**GIVEN TASK:** Review the listing and copy each line that holds the word "Raised".

**RECORDS SHOWN:**
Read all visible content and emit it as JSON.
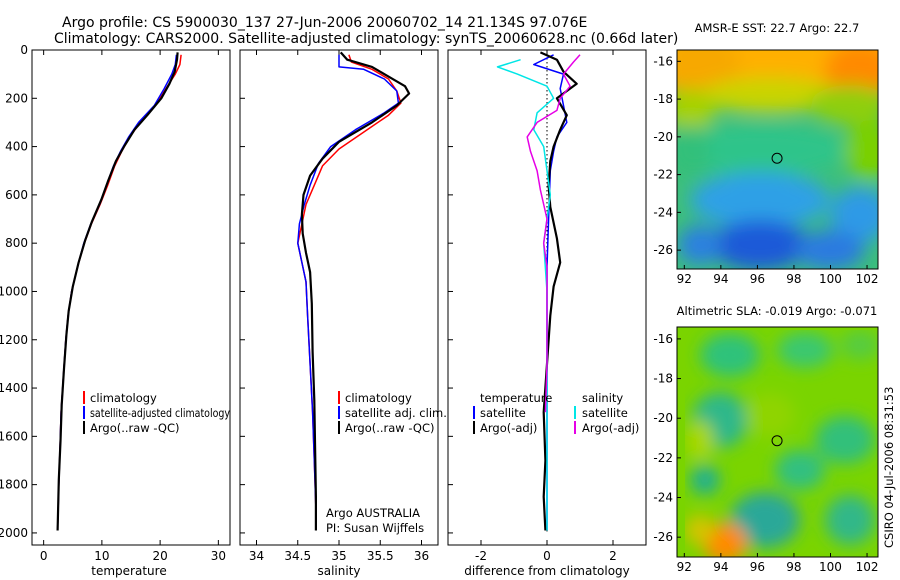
{
  "figure": {
    "title_line1": "Argo profile: CS 5900030_137 27-Jun-2006 20060702_14 21.134S 97.076E",
    "title_line2": "Climatology: CARS2000. Satellite-adjusted climatology: synTS_20060628.nc (0.66d later)",
    "footer": "CSIRO 04-Jul-2006 08:31:53",
    "argo_label": "Argo AUSTRALIA",
    "pi_label": "PI: Susan Wijffels"
  },
  "colors": {
    "climatology": "#ff0000",
    "satellite": "#0000ff",
    "argo": "#000000",
    "sal_satellite": "#00e6e6",
    "sal_argo": "#e600e6"
  },
  "chart_data": [
    {
      "type": "line",
      "xlabel": "temperature",
      "ylabel": "",
      "xlim": [
        -2,
        32
      ],
      "ylim": [
        2050,
        0
      ],
      "xticks": [
        0,
        10,
        20,
        30
      ],
      "yticks": [
        0,
        200,
        400,
        600,
        800,
        1000,
        1200,
        1400,
        1600,
        1800,
        2000
      ],
      "legend": [
        "climatology",
        "satellite-adjusted climatology",
        "Argo(..raw -QC)"
      ],
      "series": [
        {
          "name": "climatology",
          "color": "#ff0000",
          "points": [
            [
              23.6,
              20
            ],
            [
              23.4,
              60
            ],
            [
              22.6,
              100
            ],
            [
              21.0,
              160
            ],
            [
              19.2,
              230
            ],
            [
              16.6,
              300
            ],
            [
              14.8,
              360
            ],
            [
              13.4,
              420
            ],
            [
              12.2,
              480
            ],
            [
              11.0,
              560
            ],
            [
              9.7,
              640
            ],
            [
              8.2,
              720
            ],
            [
              7.0,
              800
            ],
            [
              5.8,
              900
            ],
            [
              4.8,
              1000
            ],
            [
              4.2,
              1100
            ],
            [
              3.8,
              1200
            ],
            [
              3.4,
              1350
            ],
            [
              3.0,
              1500
            ],
            [
              2.8,
              1650
            ],
            [
              2.6,
              1800
            ],
            [
              2.4,
              1990
            ]
          ]
        },
        {
          "name": "satellite-adjusted climatology",
          "color": "#0000ff",
          "points": [
            [
              22.8,
              20
            ],
            [
              22.6,
              60
            ],
            [
              22.0,
              100
            ],
            [
              20.7,
              160
            ],
            [
              19.0,
              230
            ],
            [
              16.3,
              300
            ],
            [
              14.6,
              360
            ],
            [
              13.2,
              420
            ],
            [
              12.0,
              480
            ],
            [
              10.8,
              560
            ],
            [
              9.6,
              640
            ],
            [
              8.1,
              720
            ],
            [
              6.9,
              800
            ],
            [
              5.8,
              900
            ],
            [
              4.8,
              1000
            ],
            [
              4.2,
              1100
            ],
            [
              3.8,
              1200
            ],
            [
              3.4,
              1350
            ],
            [
              3.0,
              1500
            ],
            [
              2.8,
              1650
            ],
            [
              2.6,
              1800
            ],
            [
              2.4,
              1990
            ]
          ]
        },
        {
          "name": "Argo(..raw -QC)",
          "color": "#000000",
          "points": [
            [
              23.0,
              10
            ],
            [
              22.9,
              40
            ],
            [
              22.5,
              90
            ],
            [
              21.6,
              140
            ],
            [
              20.2,
              200
            ],
            [
              17.8,
              270
            ],
            [
              15.6,
              330
            ],
            [
              13.8,
              400
            ],
            [
              12.4,
              460
            ],
            [
              11.1,
              540
            ],
            [
              9.9,
              620
            ],
            [
              8.3,
              710
            ],
            [
              7.1,
              790
            ],
            [
              6.0,
              880
            ],
            [
              5.0,
              980
            ],
            [
              4.3,
              1080
            ],
            [
              3.9,
              1180
            ],
            [
              3.5,
              1320
            ],
            [
              3.1,
              1470
            ],
            [
              2.9,
              1620
            ],
            [
              2.6,
              1780
            ],
            [
              2.4,
              1990
            ]
          ]
        }
      ]
    },
    {
      "type": "line",
      "xlabel": "salinity",
      "ylabel": "",
      "xlim": [
        33.8,
        36.2
      ],
      "ylim": [
        2050,
        0
      ],
      "xticks": [
        34,
        34.5,
        35,
        35.5,
        36
      ],
      "xtick_labels": [
        "34",
        "34.5",
        "35",
        "35.5",
        "36"
      ],
      "legend": [
        "climatology",
        "satellite adj. clim.",
        "Argo(..raw -QC)"
      ],
      "series": [
        {
          "name": "climatology",
          "color": "#ff0000",
          "points": [
            [
              35.12,
              20
            ],
            [
              35.15,
              50
            ],
            [
              35.4,
              80
            ],
            [
              35.6,
              120
            ],
            [
              35.7,
              170
            ],
            [
              35.75,
              220
            ],
            [
              35.6,
              270
            ],
            [
              35.3,
              340
            ],
            [
              35.0,
              410
            ],
            [
              34.8,
              480
            ],
            [
              34.7,
              560
            ],
            [
              34.6,
              640
            ],
            [
              34.55,
              720
            ],
            [
              34.5,
              800
            ],
            [
              34.55,
              880
            ],
            [
              34.6,
              960
            ],
            [
              34.62,
              1100
            ],
            [
              34.65,
              1300
            ],
            [
              34.68,
              1500
            ],
            [
              34.7,
              1700
            ],
            [
              34.72,
              1900
            ],
            [
              34.72,
              1990
            ]
          ]
        },
        {
          "name": "satellite adj. clim.",
          "color": "#0000ff",
          "points": [
            [
              35.0,
              20
            ],
            [
              35.0,
              70
            ],
            [
              35.3,
              80
            ],
            [
              35.55,
              120
            ],
            [
              35.7,
              170
            ],
            [
              35.72,
              220
            ],
            [
              35.55,
              260
            ],
            [
              35.2,
              330
            ],
            [
              34.9,
              400
            ],
            [
              34.75,
              470
            ],
            [
              34.65,
              560
            ],
            [
              34.58,
              640
            ],
            [
              34.52,
              720
            ],
            [
              34.5,
              800
            ],
            [
              34.55,
              880
            ],
            [
              34.6,
              960
            ],
            [
              34.62,
              1100
            ],
            [
              34.65,
              1300
            ],
            [
              34.68,
              1500
            ],
            [
              34.7,
              1700
            ],
            [
              34.72,
              1900
            ],
            [
              34.72,
              1990
            ]
          ]
        },
        {
          "name": "Argo(..raw -QC)",
          "color": "#000000",
          "points": [
            [
              35.02,
              10
            ],
            [
              35.1,
              40
            ],
            [
              35.4,
              70
            ],
            [
              35.6,
              110
            ],
            [
              35.8,
              150
            ],
            [
              35.85,
              180
            ],
            [
              35.7,
              230
            ],
            [
              35.4,
              300
            ],
            [
              35.0,
              380
            ],
            [
              34.8,
              450
            ],
            [
              34.65,
              520
            ],
            [
              34.57,
              600
            ],
            [
              34.55,
              680
            ],
            [
              34.56,
              760
            ],
            [
              34.6,
              840
            ],
            [
              34.65,
              920
            ],
            [
              34.67,
              1050
            ],
            [
              34.68,
              1250
            ],
            [
              34.7,
              1450
            ],
            [
              34.71,
              1650
            ],
            [
              34.72,
              1850
            ],
            [
              34.72,
              1990
            ]
          ]
        }
      ]
    },
    {
      "type": "line",
      "xlabel": "difference from climatology",
      "ylabel": "",
      "xlim": [
        -3.0,
        3.0
      ],
      "ylim": [
        2050,
        0
      ],
      "xticks": [
        -2,
        0,
        2
      ],
      "legend_left": [
        "temperature",
        "satellite",
        "Argo(-adj)"
      ],
      "legend_right": [
        "salinity",
        "satellite",
        "Argo(-adj)"
      ],
      "series": [
        {
          "name": "temperature satellite",
          "color": "#0000ff",
          "points": [
            [
              0.2,
              20
            ],
            [
              -0.4,
              60
            ],
            [
              0.5,
              100
            ],
            [
              0.4,
              160
            ],
            [
              0.5,
              230
            ],
            [
              0.6,
              300
            ],
            [
              0.3,
              360
            ],
            [
              0.2,
              420
            ],
            [
              0.1,
              500
            ],
            [
              0.05,
              700
            ],
            [
              0.0,
              900
            ],
            [
              0.0,
              1200
            ],
            [
              0.0,
              1600
            ],
            [
              0.0,
              1990
            ]
          ]
        },
        {
          "name": "temperature Argo(-adj)",
          "color": "#000000",
          "points": [
            [
              -0.2,
              10
            ],
            [
              0.3,
              40
            ],
            [
              0.5,
              90
            ],
            [
              0.9,
              140
            ],
            [
              0.3,
              200
            ],
            [
              0.6,
              270
            ],
            [
              0.4,
              330
            ],
            [
              0.2,
              400
            ],
            [
              0.1,
              460
            ],
            [
              0.05,
              560
            ],
            [
              0.1,
              650
            ],
            [
              0.3,
              780
            ],
            [
              0.4,
              880
            ],
            [
              0.2,
              980
            ],
            [
              0.1,
              1100
            ],
            [
              0.0,
              1300
            ],
            [
              -0.1,
              1500
            ],
            [
              -0.05,
              1700
            ],
            [
              -0.1,
              1850
            ],
            [
              -0.05,
              1990
            ]
          ]
        },
        {
          "name": "salinity satellite",
          "color": "#00e6e6",
          "points": [
            [
              -0.8,
              40
            ],
            [
              -1.5,
              70
            ],
            [
              -0.9,
              100
            ],
            [
              0.0,
              150
            ],
            [
              0.2,
              200
            ],
            [
              -0.3,
              260
            ],
            [
              -0.4,
              330
            ],
            [
              -0.1,
              400
            ],
            [
              0.0,
              500
            ],
            [
              0.1,
              600
            ],
            [
              0.0,
              700
            ],
            [
              -0.1,
              800
            ],
            [
              0.0,
              1000
            ],
            [
              0.0,
              1300
            ],
            [
              0.0,
              1600
            ],
            [
              0.0,
              1990
            ]
          ]
        },
        {
          "name": "salinity Argo(-adj)",
          "color": "#e600e6",
          "points": [
            [
              1.0,
              20
            ],
            [
              0.8,
              50
            ],
            [
              0.5,
              100
            ],
            [
              0.7,
              150
            ],
            [
              0.4,
              200
            ],
            [
              0.3,
              250
            ],
            [
              -0.3,
              300
            ],
            [
              -0.6,
              360
            ],
            [
              -0.5,
              420
            ],
            [
              -0.3,
              500
            ],
            [
              -0.2,
              580
            ],
            [
              -0.1,
              640
            ],
            [
              0.0,
              700
            ],
            [
              -0.1,
              800
            ],
            [
              0.0,
              900
            ],
            [
              0.0,
              1100
            ],
            [
              0.0,
              1300
            ],
            [
              -0.05,
              1500
            ]
          ]
        }
      ]
    },
    {
      "type": "heatmap",
      "title": "AMSR-E SST: 22.7 Argo: 22.7",
      "xlim": [
        91.6,
        102.6
      ],
      "ylim": [
        -27.0,
        -15.4
      ],
      "xticks": [
        92,
        94,
        96,
        98,
        100,
        102
      ],
      "yticks": [
        -16,
        -18,
        -20,
        -22,
        -24,
        -26
      ],
      "marker": [
        97.076,
        -21.134
      ]
    },
    {
      "type": "heatmap",
      "title": "Altimetric SLA: -0.019 Argo: -0.071",
      "xlim": [
        91.6,
        102.6
      ],
      "ylim": [
        -27.0,
        -15.4
      ],
      "xticks": [
        92,
        94,
        96,
        98,
        100,
        102
      ],
      "yticks": [
        -16,
        -18,
        -20,
        -22,
        -24,
        -26
      ],
      "marker": [
        97.076,
        -21.134
      ]
    }
  ]
}
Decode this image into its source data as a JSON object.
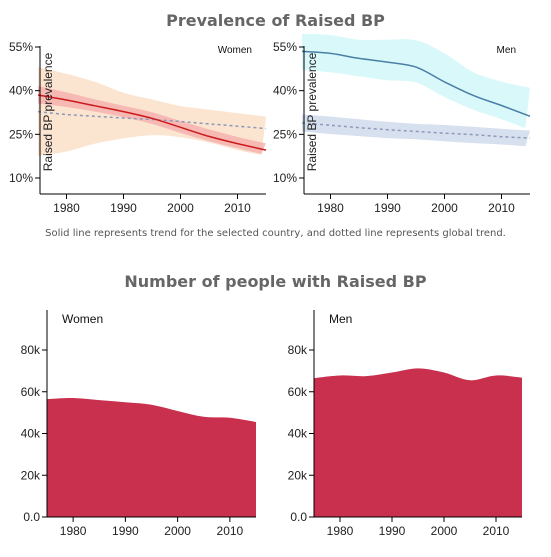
{
  "headings": {
    "prevalence": "Prevalence of Raised BP",
    "number": "Number of people with Raised BP"
  },
  "note": "Solid line represents trend for the selected country, and dotted line represents global trend.",
  "colors": {
    "women_line": "#cc1a1a",
    "women_band": "#f4a6a6",
    "global_band_women": "#f9dcc2",
    "global_line": "#8a9ab8",
    "men_line": "#4a7fa6",
    "men_band": "#c9f5f8",
    "global_band_men": "#c9d6ea",
    "area_fill": "#c8304e",
    "axis": "#000000"
  },
  "chart_data": [
    {
      "type": "line",
      "panel": "Women",
      "ylabel": "Raised BP prevalence",
      "x_ticks": [
        1980,
        1990,
        2000,
        2010
      ],
      "y_ticks": [
        "10%",
        "25%",
        "40%",
        "55%"
      ],
      "xlim": [
        1975,
        2015
      ],
      "ylim": [
        10,
        55
      ],
      "x": [
        1975,
        1980,
        1985,
        1990,
        1995,
        2000,
        2005,
        2010,
        2015
      ],
      "series": [
        {
          "role": "country",
          "values": [
            38.5,
            36.8,
            34.8,
            32.8,
            30.5,
            27.4,
            24.3,
            21.8,
            19.6
          ],
          "lower": [
            35.6,
            34.4,
            32.8,
            30.9,
            28.6,
            25.5,
            22.6,
            20.2,
            17.9
          ],
          "upper": [
            41.6,
            39.4,
            37.0,
            34.8,
            32.6,
            29.6,
            26.7,
            24.1,
            21.9
          ]
        },
        {
          "role": "global",
          "values": [
            32.8,
            31.8,
            31.2,
            30.6,
            30.1,
            29.4,
            28.6,
            27.8,
            27.0
          ],
          "lower": [
            17.6,
            19.1,
            21.8,
            23.6,
            24.7,
            24.0,
            22.2,
            19.6,
            17.6
          ],
          "upper": [
            48.1,
            45.8,
            43.0,
            39.3,
            37.0,
            34.7,
            33.5,
            32.3,
            31.1
          ]
        }
      ]
    },
    {
      "type": "line",
      "panel": "Men",
      "ylabel": "Raised BP prevalence",
      "x_ticks": [
        1980,
        1990,
        2000,
        2010
      ],
      "y_ticks": [
        "10%",
        "25%",
        "40%",
        "55%"
      ],
      "xlim": [
        1975,
        2015
      ],
      "ylim": [
        10,
        55
      ],
      "x": [
        1975,
        1980,
        1985,
        1990,
        1995,
        2000,
        2005,
        2010,
        2015
      ],
      "series": [
        {
          "role": "country",
          "values": [
            53.5,
            52.8,
            51.1,
            49.8,
            48.1,
            43.0,
            38.4,
            34.9,
            31.2
          ],
          "lower": [
            47.2,
            46.3,
            44.9,
            43.6,
            42.8,
            37.8,
            33.5,
            30.2,
            26.5
          ],
          "upper": [
            59.5,
            59.1,
            57.5,
            57.5,
            57.3,
            52.8,
            46.4,
            43.1,
            41.0
          ]
        },
        {
          "role": "global",
          "values": [
            28.9,
            28.1,
            27.3,
            26.6,
            26.0,
            25.4,
            24.9,
            24.2,
            23.7
          ],
          "lower": [
            26.0,
            25.1,
            24.4,
            23.7,
            23.3,
            22.6,
            22.0,
            21.5,
            20.8
          ],
          "upper": [
            31.8,
            31.1,
            30.2,
            29.3,
            28.6,
            28.2,
            27.6,
            26.9,
            26.3
          ]
        }
      ]
    },
    {
      "type": "area",
      "panel": "Women",
      "x_ticks": [
        1980,
        1990,
        2000,
        2010
      ],
      "y_ticks": [
        "0.0",
        "20k",
        "40k",
        "60k",
        "80k"
      ],
      "xlim": [
        1975,
        2015
      ],
      "ylim": [
        0,
        100000
      ],
      "x": [
        1975,
        1980,
        1985,
        1990,
        1995,
        2000,
        2005,
        2010,
        2015
      ],
      "values": [
        56500,
        57000,
        56000,
        55000,
        53800,
        50800,
        48000,
        47500,
        45500
      ]
    },
    {
      "type": "area",
      "panel": "Men",
      "x_ticks": [
        1980,
        1990,
        2000,
        2010
      ],
      "y_ticks": [
        "0.0",
        "20k",
        "40k",
        "60k",
        "80k"
      ],
      "xlim": [
        1975,
        2015
      ],
      "ylim": [
        0,
        100000
      ],
      "x": [
        1975,
        1980,
        1985,
        1990,
        1995,
        2000,
        2005,
        2010,
        2015
      ],
      "values": [
        66500,
        67800,
        67500,
        69200,
        71200,
        69200,
        65500,
        67800,
        66800
      ]
    }
  ]
}
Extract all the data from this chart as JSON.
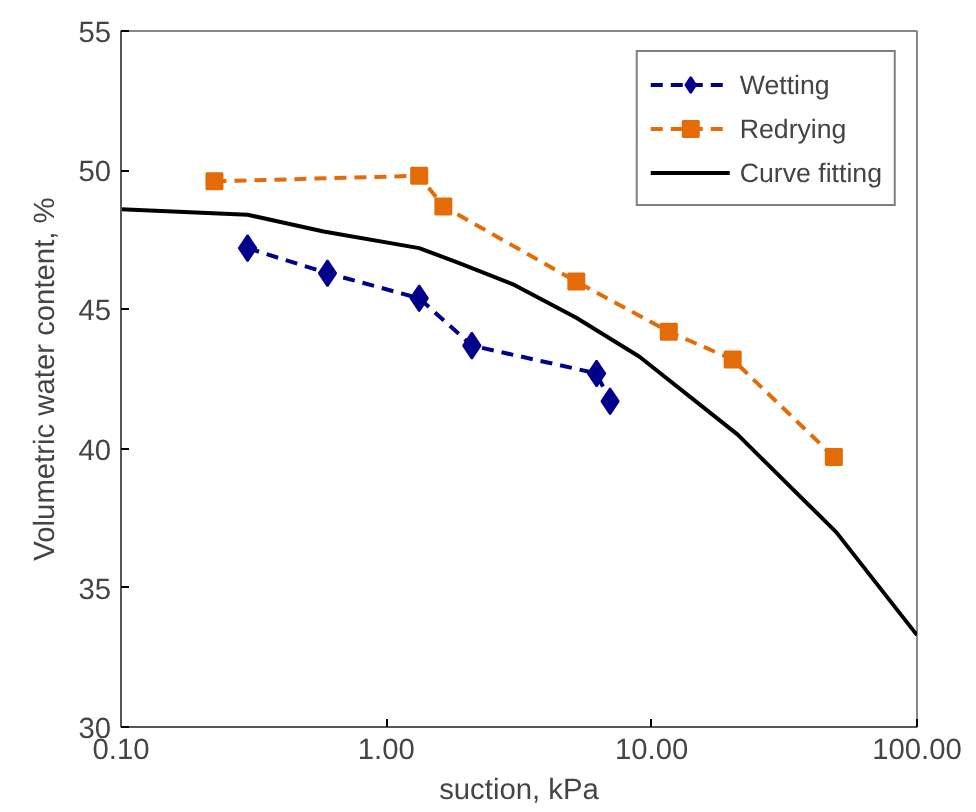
{
  "chart_data": {
    "type": "line",
    "xlabel": "suction, kPa",
    "ylabel": "Volumetric water content, %",
    "log": "x",
    "xlim": [
      0.1,
      100
    ],
    "ylim": [
      30,
      55
    ],
    "xticks": [
      {
        "value": 0.1,
        "label": "0.10"
      },
      {
        "value": 1,
        "label": "1.00"
      },
      {
        "value": 10,
        "label": "10.00"
      },
      {
        "value": 100,
        "label": "100.00"
      }
    ],
    "yticks": [
      30,
      35,
      40,
      45,
      50,
      55
    ],
    "grid": false,
    "legend": "top right",
    "series": [
      {
        "name": "Wetting",
        "color": "#00008b",
        "marker": "diamond",
        "line_style": "dashed",
        "x": [
          0.3,
          0.6,
          1.33,
          2.1,
          6.2,
          6.97
        ],
        "values": [
          47.2,
          46.3,
          45.4,
          43.7,
          42.7,
          41.7
        ]
      },
      {
        "name": "Redrying",
        "color": "#e36c09",
        "marker": "square",
        "line_style": "dashed",
        "x": [
          0.225,
          1.33,
          1.64,
          5.2,
          11.6,
          20.2,
          48.6
        ],
        "values": [
          49.6,
          49.8,
          48.7,
          46.0,
          44.2,
          43.2,
          39.7
        ]
      },
      {
        "name": "Curve fitting",
        "color": "#000000",
        "marker": "none",
        "line_style": "solid",
        "x": [
          0.1,
          0.3,
          0.58,
          1.33,
          1.84,
          3.0,
          5.2,
          9.0,
          21.1,
          49.6,
          100
        ],
        "values": [
          48.6,
          48.4,
          47.8,
          47.2,
          46.7,
          45.9,
          44.7,
          43.3,
          40.5,
          37.0,
          33.3
        ]
      }
    ]
  }
}
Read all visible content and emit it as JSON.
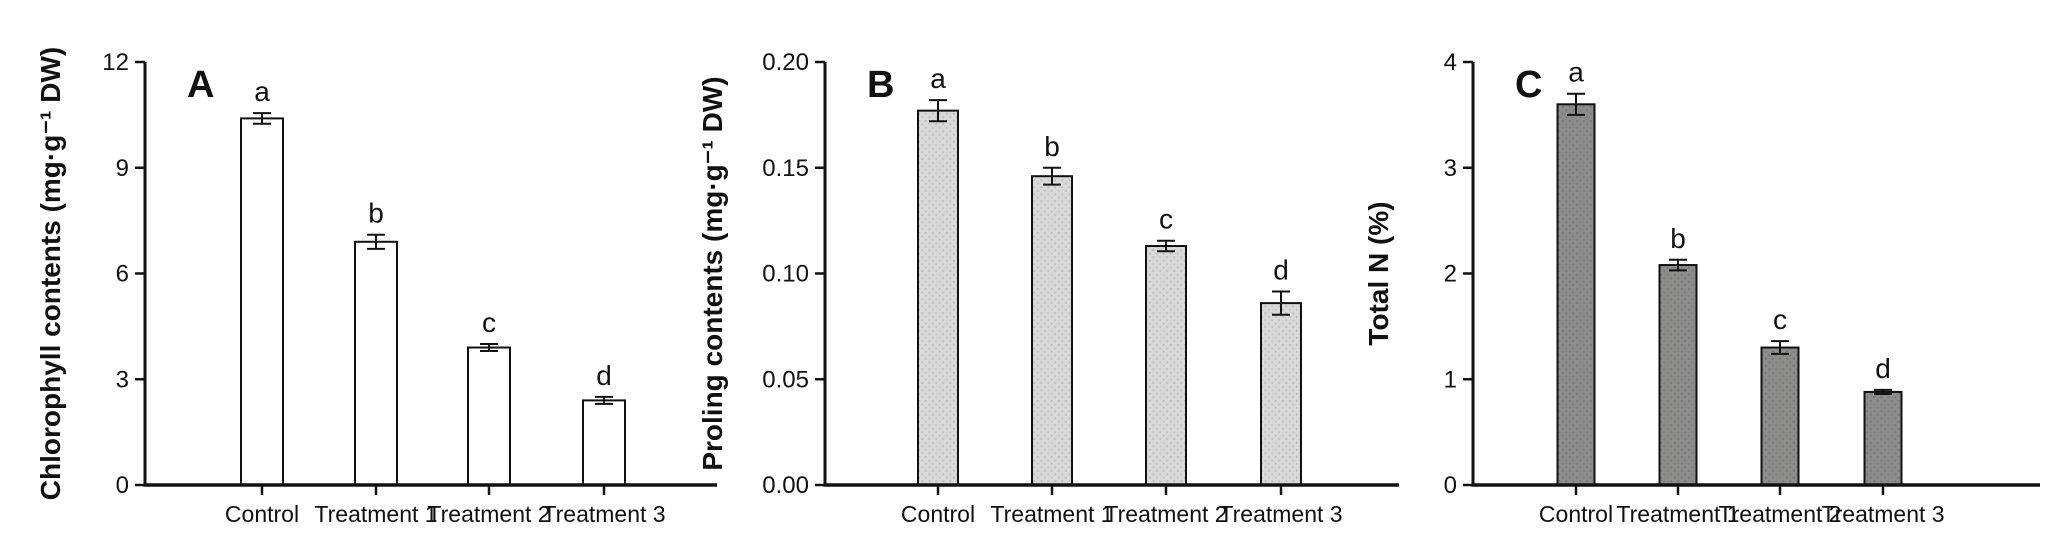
{
  "figure": {
    "background": "#ffffff",
    "axis_color": "#111111",
    "description_panels": [
      "A",
      "B",
      "C"
    ]
  },
  "chart_data": [
    {
      "type": "bar",
      "panel_label": "A",
      "title": "",
      "xlabel": "",
      "ylabel": "Chlorophyll contents (mg·g⁻¹ DW)",
      "categories": [
        "Control",
        "Treatment 1",
        "Treatment 2",
        "Treatment 3"
      ],
      "values": [
        10.4,
        6.9,
        3.9,
        2.4
      ],
      "errors": [
        0.15,
        0.2,
        0.1,
        0.1
      ],
      "sig_letters": [
        "a",
        "b",
        "c",
        "d"
      ],
      "ylim": [
        0,
        12
      ],
      "yticks": [
        0,
        3,
        6,
        9,
        12
      ],
      "ytick_labels": [
        "0",
        "3",
        "6",
        "9",
        "12"
      ],
      "bar_fill": "#ffffff",
      "bar_dot_color": null,
      "bar_border": "#111111",
      "grid": false,
      "legend": "none"
    },
    {
      "type": "bar",
      "panel_label": "B",
      "title": "",
      "xlabel": "",
      "ylabel": "Proling contents (mg·g⁻¹ DW)",
      "categories": [
        "Control",
        "Treatment 1",
        "Treatment 2",
        "Treatment 3"
      ],
      "values": [
        0.177,
        0.146,
        0.113,
        0.086
      ],
      "errors": [
        0.005,
        0.004,
        0.0025,
        0.0055
      ],
      "sig_letters": [
        "a",
        "b",
        "c",
        "d"
      ],
      "ylim": [
        0,
        0.2
      ],
      "yticks": [
        0,
        0.05,
        0.1,
        0.15,
        0.2
      ],
      "ytick_labels": [
        "0.00",
        "0.05",
        "0.10",
        "0.15",
        "0.20"
      ],
      "bar_fill": "#d9d9d9",
      "bar_dot_color": "#bcbcbc",
      "bar_border": "#111111",
      "grid": false,
      "legend": "none"
    },
    {
      "type": "bar",
      "panel_label": "C",
      "title": "",
      "xlabel": "",
      "ylabel": "Total N (%)",
      "categories": [
        "Control",
        "Treatment 1",
        "Treatment 2",
        "Treatment 3"
      ],
      "values": [
        3.6,
        2.08,
        1.3,
        0.88
      ],
      "errors": [
        0.1,
        0.05,
        0.06,
        0.02
      ],
      "sig_letters": [
        "a",
        "b",
        "c",
        "d"
      ],
      "ylim": [
        0,
        4
      ],
      "yticks": [
        0,
        1,
        2,
        3,
        4
      ],
      "ytick_labels": [
        "0",
        "1",
        "2",
        "3",
        "4"
      ],
      "bar_fill": "#8c8c8c",
      "bar_dot_color": "#767b74",
      "bar_border": "#111111",
      "grid": false,
      "legend": "none"
    }
  ]
}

**THE ANSWER:**
    "prevalence": "Prevalence of Raised BP",
    "number": "Number of people with Raised BP"
      "ylabel": "Raised BP prevalence",
      "ylabel": "Raised BP prevalence",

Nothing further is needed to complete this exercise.